▸ Work required: Show only lines that include "Surface".
--
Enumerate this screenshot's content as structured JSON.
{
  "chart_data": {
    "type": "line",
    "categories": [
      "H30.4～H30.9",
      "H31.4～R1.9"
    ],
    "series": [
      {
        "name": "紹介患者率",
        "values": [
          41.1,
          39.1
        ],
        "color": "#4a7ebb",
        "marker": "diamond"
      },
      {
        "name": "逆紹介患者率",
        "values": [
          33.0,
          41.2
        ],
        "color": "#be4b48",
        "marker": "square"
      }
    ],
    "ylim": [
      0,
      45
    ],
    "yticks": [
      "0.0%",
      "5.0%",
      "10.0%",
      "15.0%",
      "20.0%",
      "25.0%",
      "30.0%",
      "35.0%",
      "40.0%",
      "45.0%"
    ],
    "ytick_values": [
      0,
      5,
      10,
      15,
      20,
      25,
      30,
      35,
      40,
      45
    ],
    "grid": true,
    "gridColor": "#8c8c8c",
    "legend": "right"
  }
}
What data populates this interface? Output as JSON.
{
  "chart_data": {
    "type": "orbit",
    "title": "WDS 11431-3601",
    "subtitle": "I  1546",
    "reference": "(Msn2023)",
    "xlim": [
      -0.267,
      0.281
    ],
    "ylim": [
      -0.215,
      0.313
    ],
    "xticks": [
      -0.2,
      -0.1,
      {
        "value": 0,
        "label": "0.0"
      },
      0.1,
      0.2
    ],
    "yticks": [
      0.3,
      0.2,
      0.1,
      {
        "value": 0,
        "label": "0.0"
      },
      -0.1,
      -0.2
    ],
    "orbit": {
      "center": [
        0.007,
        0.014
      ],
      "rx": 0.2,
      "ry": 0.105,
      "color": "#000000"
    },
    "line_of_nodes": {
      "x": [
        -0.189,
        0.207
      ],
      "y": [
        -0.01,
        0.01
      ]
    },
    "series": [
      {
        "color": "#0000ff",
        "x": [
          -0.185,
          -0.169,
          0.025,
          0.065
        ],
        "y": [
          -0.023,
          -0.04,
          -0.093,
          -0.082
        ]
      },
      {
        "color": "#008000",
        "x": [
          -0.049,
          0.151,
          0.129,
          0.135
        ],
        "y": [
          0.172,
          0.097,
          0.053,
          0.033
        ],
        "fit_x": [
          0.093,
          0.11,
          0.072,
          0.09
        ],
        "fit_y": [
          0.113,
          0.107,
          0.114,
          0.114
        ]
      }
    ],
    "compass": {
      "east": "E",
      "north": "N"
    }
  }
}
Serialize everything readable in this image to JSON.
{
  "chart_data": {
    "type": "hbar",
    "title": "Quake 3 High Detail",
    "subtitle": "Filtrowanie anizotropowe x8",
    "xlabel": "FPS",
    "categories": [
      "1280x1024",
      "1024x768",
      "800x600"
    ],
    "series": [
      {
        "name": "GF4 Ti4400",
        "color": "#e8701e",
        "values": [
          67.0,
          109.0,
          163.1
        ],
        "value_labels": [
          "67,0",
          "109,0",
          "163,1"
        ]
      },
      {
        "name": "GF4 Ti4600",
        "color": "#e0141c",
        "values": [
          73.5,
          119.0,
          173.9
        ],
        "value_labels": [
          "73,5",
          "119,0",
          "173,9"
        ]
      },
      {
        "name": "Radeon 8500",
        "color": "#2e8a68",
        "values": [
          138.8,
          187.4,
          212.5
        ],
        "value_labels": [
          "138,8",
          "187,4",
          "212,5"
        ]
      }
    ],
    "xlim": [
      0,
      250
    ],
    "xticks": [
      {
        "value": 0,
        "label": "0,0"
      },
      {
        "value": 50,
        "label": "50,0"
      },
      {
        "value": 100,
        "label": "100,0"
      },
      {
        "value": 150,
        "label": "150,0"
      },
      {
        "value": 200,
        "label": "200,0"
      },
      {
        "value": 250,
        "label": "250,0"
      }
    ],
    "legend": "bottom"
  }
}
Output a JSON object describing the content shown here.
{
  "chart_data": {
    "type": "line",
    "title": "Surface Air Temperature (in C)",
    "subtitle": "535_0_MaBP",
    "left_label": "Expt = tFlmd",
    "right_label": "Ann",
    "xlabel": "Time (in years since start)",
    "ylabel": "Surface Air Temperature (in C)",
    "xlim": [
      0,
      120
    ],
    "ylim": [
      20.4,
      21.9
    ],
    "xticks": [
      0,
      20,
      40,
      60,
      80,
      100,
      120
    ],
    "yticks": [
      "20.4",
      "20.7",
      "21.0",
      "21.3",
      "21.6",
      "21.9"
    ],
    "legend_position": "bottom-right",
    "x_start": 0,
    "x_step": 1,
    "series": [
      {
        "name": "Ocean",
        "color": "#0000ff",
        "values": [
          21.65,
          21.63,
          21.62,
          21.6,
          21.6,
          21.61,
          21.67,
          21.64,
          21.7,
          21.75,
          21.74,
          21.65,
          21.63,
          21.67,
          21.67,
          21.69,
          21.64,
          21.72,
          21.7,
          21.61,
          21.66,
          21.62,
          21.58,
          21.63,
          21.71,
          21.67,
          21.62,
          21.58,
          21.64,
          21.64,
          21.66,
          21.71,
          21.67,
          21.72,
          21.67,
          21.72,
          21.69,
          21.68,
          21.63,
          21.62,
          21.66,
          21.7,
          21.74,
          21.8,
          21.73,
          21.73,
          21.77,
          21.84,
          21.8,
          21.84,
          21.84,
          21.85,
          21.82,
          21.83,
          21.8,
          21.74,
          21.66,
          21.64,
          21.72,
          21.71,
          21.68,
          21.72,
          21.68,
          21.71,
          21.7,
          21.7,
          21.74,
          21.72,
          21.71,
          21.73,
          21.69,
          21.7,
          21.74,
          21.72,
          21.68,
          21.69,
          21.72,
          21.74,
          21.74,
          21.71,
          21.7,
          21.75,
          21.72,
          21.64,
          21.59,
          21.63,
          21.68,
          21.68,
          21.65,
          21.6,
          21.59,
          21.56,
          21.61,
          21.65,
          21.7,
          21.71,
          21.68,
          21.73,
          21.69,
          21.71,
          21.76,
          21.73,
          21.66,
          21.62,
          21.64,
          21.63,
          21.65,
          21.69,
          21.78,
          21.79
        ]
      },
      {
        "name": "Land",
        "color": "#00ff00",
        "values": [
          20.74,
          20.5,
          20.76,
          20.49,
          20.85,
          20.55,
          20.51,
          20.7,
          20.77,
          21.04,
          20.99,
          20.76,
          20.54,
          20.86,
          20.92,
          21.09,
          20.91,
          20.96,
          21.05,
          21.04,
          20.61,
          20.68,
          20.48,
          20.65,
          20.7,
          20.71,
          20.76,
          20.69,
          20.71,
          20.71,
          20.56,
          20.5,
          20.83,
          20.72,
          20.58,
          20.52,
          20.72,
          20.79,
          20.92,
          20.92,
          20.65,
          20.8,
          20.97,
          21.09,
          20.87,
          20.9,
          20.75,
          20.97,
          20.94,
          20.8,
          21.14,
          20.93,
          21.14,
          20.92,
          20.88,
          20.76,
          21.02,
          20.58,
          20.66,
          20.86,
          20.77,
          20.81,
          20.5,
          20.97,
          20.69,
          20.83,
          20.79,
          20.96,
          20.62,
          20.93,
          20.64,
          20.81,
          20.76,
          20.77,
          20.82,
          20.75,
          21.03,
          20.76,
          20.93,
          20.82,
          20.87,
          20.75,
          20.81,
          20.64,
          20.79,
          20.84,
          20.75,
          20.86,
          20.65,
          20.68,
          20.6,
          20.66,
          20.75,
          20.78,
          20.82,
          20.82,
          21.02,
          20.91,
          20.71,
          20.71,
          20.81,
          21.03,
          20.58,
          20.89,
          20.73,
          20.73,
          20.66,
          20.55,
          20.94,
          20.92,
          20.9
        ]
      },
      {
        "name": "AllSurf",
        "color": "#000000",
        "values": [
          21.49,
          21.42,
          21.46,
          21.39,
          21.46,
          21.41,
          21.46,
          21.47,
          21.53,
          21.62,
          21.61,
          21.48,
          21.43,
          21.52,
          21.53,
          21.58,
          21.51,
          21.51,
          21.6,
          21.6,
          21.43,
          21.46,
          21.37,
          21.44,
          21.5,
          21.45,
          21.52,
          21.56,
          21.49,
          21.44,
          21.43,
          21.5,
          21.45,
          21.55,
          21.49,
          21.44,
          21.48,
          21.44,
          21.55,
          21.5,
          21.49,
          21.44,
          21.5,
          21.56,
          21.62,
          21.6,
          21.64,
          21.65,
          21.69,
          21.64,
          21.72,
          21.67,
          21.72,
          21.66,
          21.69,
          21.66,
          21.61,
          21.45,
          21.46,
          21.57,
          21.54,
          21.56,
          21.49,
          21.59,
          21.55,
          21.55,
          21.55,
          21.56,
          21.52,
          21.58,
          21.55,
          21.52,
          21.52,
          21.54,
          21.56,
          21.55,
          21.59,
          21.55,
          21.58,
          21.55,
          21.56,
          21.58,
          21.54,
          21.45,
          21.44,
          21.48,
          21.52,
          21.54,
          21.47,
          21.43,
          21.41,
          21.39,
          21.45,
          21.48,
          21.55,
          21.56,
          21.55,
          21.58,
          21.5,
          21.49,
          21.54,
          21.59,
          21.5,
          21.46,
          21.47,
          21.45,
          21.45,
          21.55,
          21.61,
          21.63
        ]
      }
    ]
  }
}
--
▸ Complete answer:
    "title": "Surface Air Temperature (in C)",
    "ylabel": "Surface Air Temperature (in C)",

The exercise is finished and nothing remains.